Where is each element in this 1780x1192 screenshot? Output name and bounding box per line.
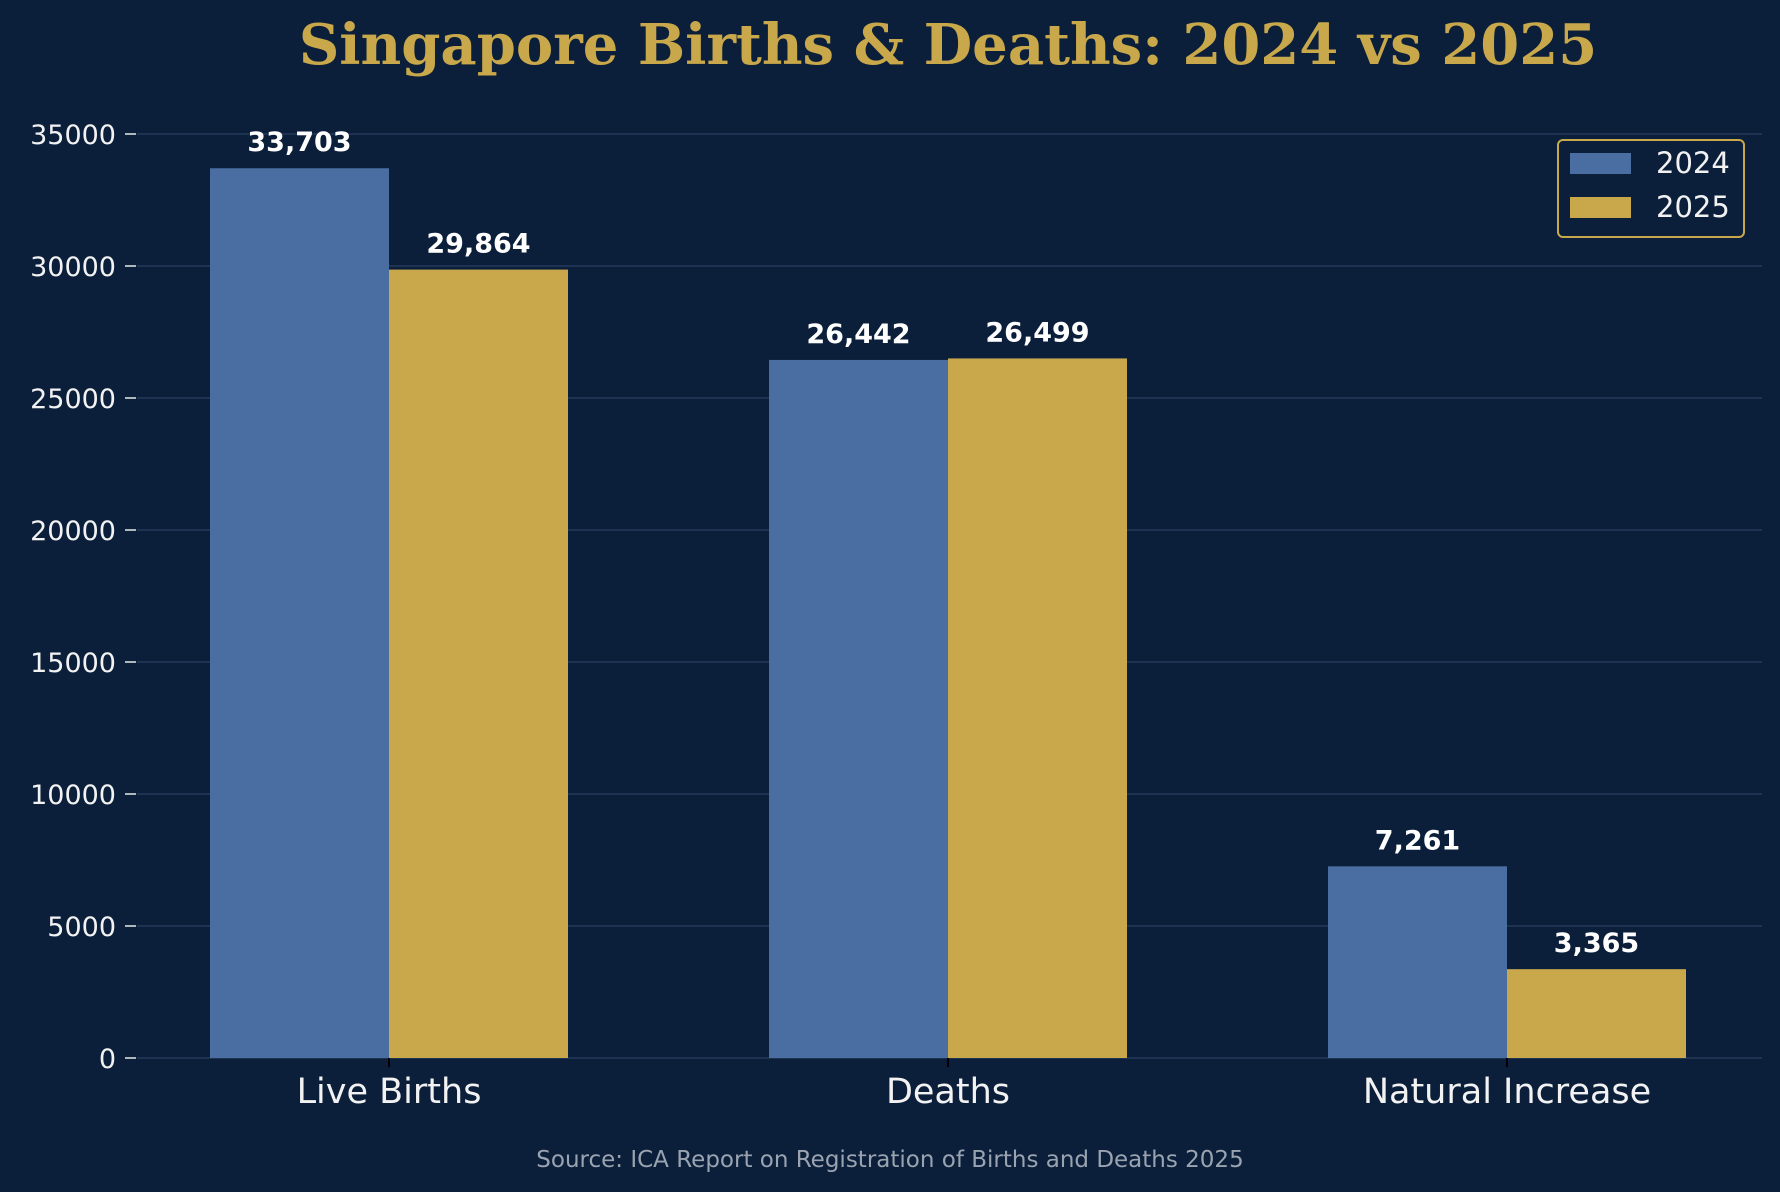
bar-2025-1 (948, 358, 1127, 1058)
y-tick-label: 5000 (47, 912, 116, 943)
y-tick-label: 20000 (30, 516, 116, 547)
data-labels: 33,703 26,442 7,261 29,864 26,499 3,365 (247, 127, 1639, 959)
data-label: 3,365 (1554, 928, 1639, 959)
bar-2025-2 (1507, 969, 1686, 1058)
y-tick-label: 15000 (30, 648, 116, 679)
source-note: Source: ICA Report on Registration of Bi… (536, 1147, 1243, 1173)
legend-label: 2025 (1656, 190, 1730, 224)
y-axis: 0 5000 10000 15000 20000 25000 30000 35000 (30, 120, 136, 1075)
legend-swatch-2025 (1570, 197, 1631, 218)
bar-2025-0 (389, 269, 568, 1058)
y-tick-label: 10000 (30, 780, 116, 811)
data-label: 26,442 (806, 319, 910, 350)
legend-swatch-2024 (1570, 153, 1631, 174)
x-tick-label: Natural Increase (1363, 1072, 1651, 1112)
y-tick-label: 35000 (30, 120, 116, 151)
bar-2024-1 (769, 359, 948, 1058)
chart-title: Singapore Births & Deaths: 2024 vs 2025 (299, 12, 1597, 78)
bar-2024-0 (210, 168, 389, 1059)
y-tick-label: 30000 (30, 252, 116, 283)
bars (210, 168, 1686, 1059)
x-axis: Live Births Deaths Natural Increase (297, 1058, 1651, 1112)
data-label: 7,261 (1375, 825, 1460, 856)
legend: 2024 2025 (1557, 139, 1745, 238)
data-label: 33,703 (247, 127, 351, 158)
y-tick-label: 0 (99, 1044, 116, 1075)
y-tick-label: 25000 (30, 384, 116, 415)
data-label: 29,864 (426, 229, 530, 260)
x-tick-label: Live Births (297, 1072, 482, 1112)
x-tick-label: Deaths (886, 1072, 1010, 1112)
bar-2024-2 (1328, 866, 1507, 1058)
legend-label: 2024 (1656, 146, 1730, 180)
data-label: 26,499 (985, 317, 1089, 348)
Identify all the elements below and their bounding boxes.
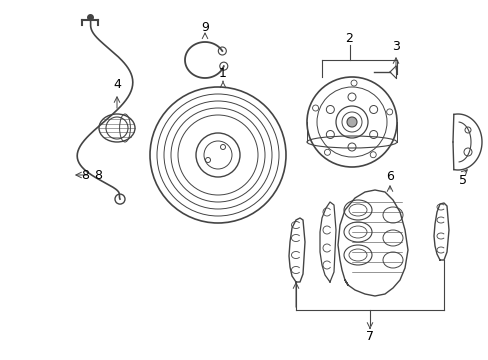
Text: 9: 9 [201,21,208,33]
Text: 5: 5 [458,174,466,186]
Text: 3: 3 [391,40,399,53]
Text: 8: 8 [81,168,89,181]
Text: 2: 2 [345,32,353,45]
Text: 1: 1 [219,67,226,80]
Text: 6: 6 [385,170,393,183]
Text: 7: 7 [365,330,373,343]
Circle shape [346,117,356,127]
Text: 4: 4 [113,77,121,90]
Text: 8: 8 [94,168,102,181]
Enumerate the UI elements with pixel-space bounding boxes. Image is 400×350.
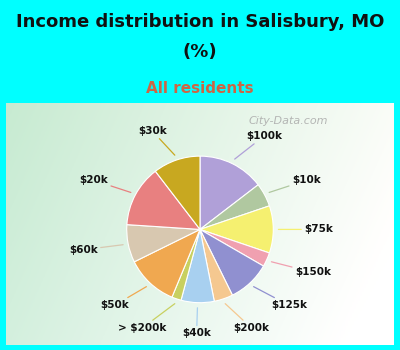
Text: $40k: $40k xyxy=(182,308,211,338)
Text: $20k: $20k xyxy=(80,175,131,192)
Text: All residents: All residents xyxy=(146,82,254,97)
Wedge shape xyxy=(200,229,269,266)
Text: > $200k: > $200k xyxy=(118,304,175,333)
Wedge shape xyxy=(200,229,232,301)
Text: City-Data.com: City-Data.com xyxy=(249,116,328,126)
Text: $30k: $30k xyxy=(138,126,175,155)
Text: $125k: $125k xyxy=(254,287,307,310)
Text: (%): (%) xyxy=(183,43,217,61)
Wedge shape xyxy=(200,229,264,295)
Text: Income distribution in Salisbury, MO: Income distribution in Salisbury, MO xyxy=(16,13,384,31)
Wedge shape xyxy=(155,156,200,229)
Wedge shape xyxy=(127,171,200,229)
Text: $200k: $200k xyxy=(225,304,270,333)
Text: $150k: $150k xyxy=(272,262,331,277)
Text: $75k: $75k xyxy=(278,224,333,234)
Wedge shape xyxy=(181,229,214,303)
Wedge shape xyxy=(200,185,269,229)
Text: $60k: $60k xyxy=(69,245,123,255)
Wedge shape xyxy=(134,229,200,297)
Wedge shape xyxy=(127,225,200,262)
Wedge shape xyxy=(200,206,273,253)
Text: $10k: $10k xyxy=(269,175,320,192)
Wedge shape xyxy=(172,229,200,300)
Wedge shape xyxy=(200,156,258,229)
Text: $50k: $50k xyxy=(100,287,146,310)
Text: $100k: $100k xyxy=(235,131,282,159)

Job
Please convert every line of the rows above into a numbered list, skipping any blank lines and leaving out the picture lines.

Task solution
1. Where is each element in this 1780x1192 screenshot? Output name and bounding box per line.
2. bar-2025-1 (948, 358, 1127, 1058)
3. y-tick-label: 5000 (47, 912, 116, 943)
4. y-tick-label: 20000 (30, 516, 116, 547)
5. data-labels: 33,703 26,442 7,261 29,864 26,499 3,365 (247, 127, 1639, 959)
6. data-label: 3,365 (1554, 928, 1639, 959)
7. bar-2025-2 (1507, 969, 1686, 1058)
8. y-tick-label: 15000 (30, 648, 116, 679)
9. source-note: Source: ICA Report on Registration of Bi… (536, 1147, 1243, 1173)
10. legend-label: 2025 (1656, 190, 1730, 224)
11. y-axis: 0 5000 10000 15000 20000 25000 30000 35000 (30, 120, 136, 1075)
12. legend-swatch-2025 (1570, 197, 1631, 218)
13. bar-2025-0 (389, 269, 568, 1058)
14. y-tick-label: 10000 (30, 780, 116, 811)
15. data-label: 26,442 (806, 319, 910, 350)
16. legend-swatch-2024 (1570, 153, 1631, 174)
17. x-tick-label: Natural Increase (1363, 1072, 1651, 1112)
18. y-tick-label: 35000 (30, 120, 116, 151)
19. bar-2024-1 (769, 359, 948, 1058)
20. chart-title: Singapore Births & Deaths: 2024 vs 2025 (299, 12, 1597, 78)
21. bar-2024-0 (210, 168, 389, 1059)
22. y-tick-label: 30000 (30, 252, 116, 283)
23. bars (210, 168, 1686, 1059)
24. x-axis: Live Births Deaths Natural Increase (297, 1058, 1651, 1112)
25. data-label: 7,261 (1375, 825, 1460, 856)
26. legend: 2024 2025 (1557, 139, 1745, 238)
27. data-label: 33,703 (247, 127, 351, 158)
28. y-tick-label: 0 (99, 1044, 116, 1075)
29. y-tick-label: 25000 (30, 384, 116, 415)
30. data-label: 29,864 (426, 229, 530, 260)
31. x-tick-label: Live Births (297, 1072, 482, 1112)
32. x-tick-label: Deaths (886, 1072, 1010, 1112)
33. bar-2024-2 (1328, 866, 1507, 1058)
34. legend-label: 2024 (1656, 146, 1730, 180)
35. data-label: 26,499 (985, 317, 1089, 348)
36. Identify all the elements below and their bounding boxes.
37. Text: 9: 9 [201,21,208,33]
38. Text: 5: 5 [458,174,466,186]
39. Text: 3: 3 [391,40,399,53]
40. Text: 8: 8 [81,168,89,181]
41. Text: 2: 2 [345,32,353,45]
42. Text: 1: 1 [219,67,226,80]
43. Text: 6: 6 [385,170,393,183]
44. Text: 7: 7 [365,330,373,343]
45. Circle shape [346,117,356,127]
46. Text: 4: 4 [113,77,121,90]
47. Text: 8: 8 [94,168,102,181]
48. Enumerate the UI elements with pixel-space bounding boxes. Image is 400×350.
49. Text: $40k: $40k xyxy=(182,308,211,338)
50. Text: $20k: $20k xyxy=(80,175,131,192)
51. Text: All residents: All residents xyxy=(146,82,254,97)
52. Wedge shape xyxy=(200,229,269,266)
53. Text: > $200k: > $200k xyxy=(118,304,175,333)
54. Wedge shape xyxy=(200,229,232,301)
55. Text: City-Data.com: City-Data.com xyxy=(249,116,328,126)
56. Text: $30k: $30k xyxy=(138,126,175,155)
57. Text: $125k: $125k xyxy=(254,287,307,310)
58. Text: (%): (%) xyxy=(183,43,217,61)
59. Wedge shape xyxy=(200,229,264,295)
60. Text: Income distribution in Salisbury, MO: Income distribution in Salisbury, MO xyxy=(16,13,384,31)
61. Wedge shape xyxy=(155,156,200,229)
62. Wedge shape xyxy=(127,171,200,229)
63. Text: $200k: $200k xyxy=(225,304,270,333)
64. Text: $150k: $150k xyxy=(272,262,331,277)
65. Text: $75k: $75k xyxy=(278,224,333,234)
66. Wedge shape xyxy=(181,229,214,303)
67. Wedge shape xyxy=(200,185,269,229)
68. Text: $60k: $60k xyxy=(69,245,123,255)
69. Wedge shape xyxy=(134,229,200,297)
70. Wedge shape xyxy=(127,225,200,262)
71. Wedge shape xyxy=(200,206,273,253)
72. Text: $10k: $10k xyxy=(269,175,320,192)
73. Wedge shape xyxy=(172,229,200,300)
74. Wedge shape xyxy=(200,156,258,229)
75. Text: $50k: $50k xyxy=(100,287,146,310)
76. Text: $100k: $100k xyxy=(235,131,282,159)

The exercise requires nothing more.